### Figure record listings
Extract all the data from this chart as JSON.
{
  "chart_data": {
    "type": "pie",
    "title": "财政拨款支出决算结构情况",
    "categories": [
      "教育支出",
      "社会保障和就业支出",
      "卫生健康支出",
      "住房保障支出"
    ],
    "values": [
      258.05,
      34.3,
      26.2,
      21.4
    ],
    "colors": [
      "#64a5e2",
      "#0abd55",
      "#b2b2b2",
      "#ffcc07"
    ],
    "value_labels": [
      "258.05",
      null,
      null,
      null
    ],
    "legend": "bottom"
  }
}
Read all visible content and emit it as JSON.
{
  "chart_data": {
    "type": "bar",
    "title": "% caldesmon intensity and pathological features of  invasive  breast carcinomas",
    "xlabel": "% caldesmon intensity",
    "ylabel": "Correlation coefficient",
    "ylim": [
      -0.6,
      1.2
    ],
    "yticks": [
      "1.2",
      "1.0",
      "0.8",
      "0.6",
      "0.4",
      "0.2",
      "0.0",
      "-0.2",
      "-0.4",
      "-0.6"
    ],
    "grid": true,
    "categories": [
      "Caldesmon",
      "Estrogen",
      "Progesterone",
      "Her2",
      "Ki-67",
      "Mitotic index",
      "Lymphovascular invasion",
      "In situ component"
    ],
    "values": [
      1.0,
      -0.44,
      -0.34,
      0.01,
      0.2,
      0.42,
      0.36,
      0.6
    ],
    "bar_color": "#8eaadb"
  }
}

### What you will do
Every entry should be printed again exactly as written.

### Expected answer
Extract all the data from this chart as JSON.
{
  "chart_data": {
    "type": "pie",
    "title": "财政拨款支出决算结构情况",
    "categories": [
      "教育支出",
      "社会保障和就业支出",
      "卫生健康支出",
      "住房保障支出"
    ],
    "values": [
      258.05,
      34.3,
      26.2,
      21.4
    ],
    "colors": [
      "#64a5e2",
      "#0abd55",
      "#b2b2b2",
      "#ffcc07"
    ],
    "value_labels": [
      "258.05",
      null,
      null,
      null
    ],
    "legend": "bottom"
  }
}
Read all visible content and emit it as JSON.
{
  "chart_data": {
    "type": "bar",
    "title": "% caldesmon intensity and pathological features of  invasive  breast carcinomas",
    "xlabel": "% caldesmon intensity",
    "ylabel": "Correlation coefficient",
    "ylim": [
      -0.6,
      1.2
    ],
    "yticks": [
      "1.2",
      "1.0",
      "0.8",
      "0.6",
      "0.4",
      "0.2",
      "0.0",
      "-0.2",
      "-0.4",
      "-0.6"
    ],
    "grid": true,
    "categories": [
      "Caldesmon",
      "Estrogen",
      "Progesterone",
      "Her2",
      "Ki-67",
      "Mitotic index",
      "Lymphovascular invasion",
      "In situ component"
    ],
    "values": [
      1.0,
      -0.44,
      -0.34,
      0.01,
      0.2,
      0.42,
      0.36,
      0.6
    ],
    "bar_color": "#8eaadb"
  }
}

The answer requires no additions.